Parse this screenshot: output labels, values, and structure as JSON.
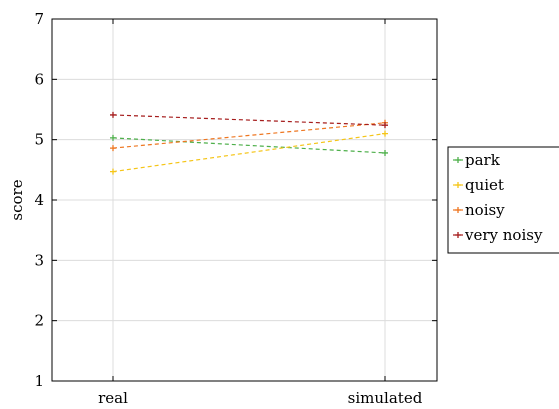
{
  "chart_data": {
    "type": "line",
    "title": "",
    "xlabel": "",
    "ylabel": "score",
    "categories": [
      "real",
      "simulated"
    ],
    "ylim": [
      1,
      7
    ],
    "yticks": [
      1,
      2,
      3,
      4,
      5,
      6,
      7
    ],
    "grid": true,
    "legend_position": "right",
    "series": [
      {
        "name": "park",
        "values": [
          5.03,
          4.78
        ],
        "color": "#4daf4a"
      },
      {
        "name": "quiet",
        "values": [
          4.47,
          5.1
        ],
        "color": "#f5c518"
      },
      {
        "name": "noisy",
        "values": [
          4.86,
          5.28
        ],
        "color": "#ee7620"
      },
      {
        "name": "very noisy",
        "values": [
          5.41,
          5.24
        ],
        "color": "#a51c1c"
      }
    ]
  }
}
== == ==
§ WHAT YOU SHOULD DO
Only lines holding the string "color" are wanted; gather each one from the entries above.

§ THE OUTPUT
        "color": "#4daf4a"
        "color": "#f5c518"
        "color": "#ee7620"
        "color": "#a51c1c"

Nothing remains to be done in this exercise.